● **What to produce**
Every line below should be repeated exactly.

Collected data
·····
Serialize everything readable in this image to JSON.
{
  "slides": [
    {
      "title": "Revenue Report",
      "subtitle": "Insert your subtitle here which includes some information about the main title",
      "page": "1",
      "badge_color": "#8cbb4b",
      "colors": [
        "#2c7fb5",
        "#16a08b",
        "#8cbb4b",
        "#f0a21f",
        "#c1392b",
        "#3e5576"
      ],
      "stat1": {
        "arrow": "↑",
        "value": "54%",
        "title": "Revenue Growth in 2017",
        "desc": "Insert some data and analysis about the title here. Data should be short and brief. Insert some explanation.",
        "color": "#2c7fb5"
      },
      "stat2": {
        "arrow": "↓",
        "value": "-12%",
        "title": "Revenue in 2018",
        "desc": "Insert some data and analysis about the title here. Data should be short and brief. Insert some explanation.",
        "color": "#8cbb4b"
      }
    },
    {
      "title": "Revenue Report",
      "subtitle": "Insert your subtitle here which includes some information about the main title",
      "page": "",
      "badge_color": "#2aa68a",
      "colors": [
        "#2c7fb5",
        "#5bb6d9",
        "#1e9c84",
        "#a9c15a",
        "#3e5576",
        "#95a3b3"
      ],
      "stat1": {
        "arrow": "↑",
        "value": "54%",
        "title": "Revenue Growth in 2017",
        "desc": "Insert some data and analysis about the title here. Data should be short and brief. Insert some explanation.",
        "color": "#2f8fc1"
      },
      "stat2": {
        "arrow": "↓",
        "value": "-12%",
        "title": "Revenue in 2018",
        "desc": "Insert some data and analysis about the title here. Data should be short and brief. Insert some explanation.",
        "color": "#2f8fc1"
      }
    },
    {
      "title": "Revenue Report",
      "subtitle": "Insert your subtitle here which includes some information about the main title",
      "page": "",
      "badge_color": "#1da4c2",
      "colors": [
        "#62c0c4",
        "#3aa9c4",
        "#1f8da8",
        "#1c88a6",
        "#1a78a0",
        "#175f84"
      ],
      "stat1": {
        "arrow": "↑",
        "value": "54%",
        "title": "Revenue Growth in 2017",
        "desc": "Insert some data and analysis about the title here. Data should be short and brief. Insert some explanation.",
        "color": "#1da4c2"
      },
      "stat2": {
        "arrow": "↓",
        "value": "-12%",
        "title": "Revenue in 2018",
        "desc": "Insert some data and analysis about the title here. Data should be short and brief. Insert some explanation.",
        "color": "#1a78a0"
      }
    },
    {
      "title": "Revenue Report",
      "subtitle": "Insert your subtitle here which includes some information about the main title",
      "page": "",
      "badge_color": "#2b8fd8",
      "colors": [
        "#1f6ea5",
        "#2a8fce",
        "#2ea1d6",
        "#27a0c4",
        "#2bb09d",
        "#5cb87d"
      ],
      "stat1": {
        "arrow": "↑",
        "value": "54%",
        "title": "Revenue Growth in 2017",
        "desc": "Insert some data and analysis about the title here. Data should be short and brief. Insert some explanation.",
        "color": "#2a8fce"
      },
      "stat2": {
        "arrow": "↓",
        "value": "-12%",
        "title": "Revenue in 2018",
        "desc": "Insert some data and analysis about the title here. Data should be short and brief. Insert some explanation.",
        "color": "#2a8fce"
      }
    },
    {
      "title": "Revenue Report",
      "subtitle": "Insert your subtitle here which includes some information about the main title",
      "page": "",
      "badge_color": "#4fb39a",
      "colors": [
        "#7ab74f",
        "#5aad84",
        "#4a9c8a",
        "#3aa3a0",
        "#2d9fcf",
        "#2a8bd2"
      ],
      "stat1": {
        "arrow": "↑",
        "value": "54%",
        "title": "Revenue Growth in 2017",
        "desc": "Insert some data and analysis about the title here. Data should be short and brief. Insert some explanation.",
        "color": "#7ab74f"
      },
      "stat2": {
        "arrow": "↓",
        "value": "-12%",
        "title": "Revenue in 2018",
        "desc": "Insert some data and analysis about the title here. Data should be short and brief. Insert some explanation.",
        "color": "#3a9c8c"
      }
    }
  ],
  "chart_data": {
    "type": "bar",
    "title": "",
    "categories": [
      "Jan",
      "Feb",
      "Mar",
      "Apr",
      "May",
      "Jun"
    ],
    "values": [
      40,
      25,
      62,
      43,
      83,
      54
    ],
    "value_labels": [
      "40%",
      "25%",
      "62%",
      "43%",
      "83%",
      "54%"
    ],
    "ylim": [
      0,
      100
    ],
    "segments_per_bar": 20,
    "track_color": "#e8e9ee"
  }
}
·····
● **Problem solution**
Serialize everything readable in this image to JSON.
{
  "slides": [
    {
      "title": "Revenue Report",
      "subtitle": "Insert your subtitle here which includes some information about the main title",
      "page": "1",
      "badge_color": "#8cbb4b",
      "colors": [
        "#2c7fb5",
        "#16a08b",
        "#8cbb4b",
        "#f0a21f",
        "#c1392b",
        "#3e5576"
      ],
      "stat1": {
        "arrow": "↑",
        "value": "54%",
        "title": "Revenue Growth in 2017",
        "desc": "Insert some data and analysis about the title here. Data should be short and brief. Insert some explanation.",
        "color": "#2c7fb5"
      },
      "stat2": {
        "arrow": "↓",
        "value": "-12%",
        "title": "Revenue in 2018",
        "desc": "Insert some data and analysis about the title here. Data should be short and brief. Insert some explanation.",
        "color": "#8cbb4b"
      }
    },
    {
      "title": "Revenue Report",
      "subtitle": "Insert your subtitle here which includes some information about the main title",
      "page": "",
      "badge_color": "#2aa68a",
      "colors": [
        "#2c7fb5",
        "#5bb6d9",
        "#1e9c84",
        "#a9c15a",
        "#3e5576",
        "#95a3b3"
      ],
      "stat1": {
        "arrow": "↑",
        "value": "54%",
        "title": "Revenue Growth in 2017",
        "desc": "Insert some data and analysis about the title here. Data should be short and brief. Insert some explanation.",
        "color": "#2f8fc1"
      },
      "stat2": {
        "arrow": "↓",
        "value": "-12%",
        "title": "Revenue in 2018",
        "desc": "Insert some data and analysis about the title here. Data should be short and brief. Insert some explanation.",
        "color": "#2f8fc1"
      }
    },
    {
      "title": "Revenue Report",
      "subtitle": "Insert your subtitle here which includes some information about the main title",
      "page": "",
      "badge_color": "#1da4c2",
      "colors": [
        "#62c0c4",
        "#3aa9c4",
        "#1f8da8",
        "#1c88a6",
        "#1a78a0",
        "#175f84"
      ],
      "stat1": {
        "arrow": "↑",
        "value": "54%",
        "title": "Revenue Growth in 2017",
        "desc": "Insert some data and analysis about the title here. Data should be short and brief. Insert some explanation.",
        "color": "#1da4c2"
      },
      "stat2": {
        "arrow": "↓",
        "value": "-12%",
        "title": "Revenue in 2018",
        "desc": "Insert some data and analysis about the title here. Data should be short and brief. Insert some explanation.",
        "color": "#1a78a0"
      }
    },
    {
      "title": "Revenue Report",
      "subtitle": "Insert your subtitle here which includes some information about the main title",
      "page": "",
      "badge_color": "#2b8fd8",
      "colors": [
        "#1f6ea5",
        "#2a8fce",
        "#2ea1d6",
        "#27a0c4",
        "#2bb09d",
        "#5cb87d"
      ],
      "stat1": {
        "arrow": "↑",
        "value": "54%",
        "title": "Revenue Growth in 2017",
        "desc": "Insert some data and analysis about the title here. Data should be short and brief. Insert some explanation.",
        "color": "#2a8fce"
      },
      "stat2": {
        "arrow": "↓",
        "value": "-12%",
        "title": "Revenue in 2018",
        "desc": "Insert some data and analysis about the title here. Data should be short and brief. Insert some explanation.",
        "color": "#2a8fce"
      }
    },
    {
      "title": "Revenue Report",
      "subtitle": "Insert your subtitle here which includes some information about the main title",
      "page": "",
      "badge_color": "#4fb39a",
      "colors": [
        "#7ab74f",
        "#5aad84",
        "#4a9c8a",
        "#3aa3a0",
        "#2d9fcf",
        "#2a8bd2"
      ],
      "stat1": {
        "arrow": "↑",
        "value": "54%",
        "title": "Revenue Growth in 2017",
        "desc": "Insert some data and analysis about the title here. Data should be short and brief. Insert some explanation.",
        "color": "#7ab74f"
      },
      "stat2": {
        "arrow": "↓",
        "value": "-12%",
        "title": "Revenue in 2018",
        "desc": "Insert some data and analysis about the title here. Data should be short and brief. Insert some explanation.",
        "color": "#3a9c8c"
      }
    }
  ],
  "chart_data": {
    "type": "bar",
    "title": "",
    "categories": [
      "Jan",
      "Feb",
      "Mar",
      "Apr",
      "May",
      "Jun"
    ],
    "values": [
      40,
      25,
      62,
      43,
      83,
      54
    ],
    "value_labels": [
      "40%",
      "25%",
      "62%",
      "43%",
      "83%",
      "54%"
    ],
    "ylim": [
      0,
      100
    ],
    "segments_per_bar": 20,
    "track_color": "#e8e9ee"
  }
}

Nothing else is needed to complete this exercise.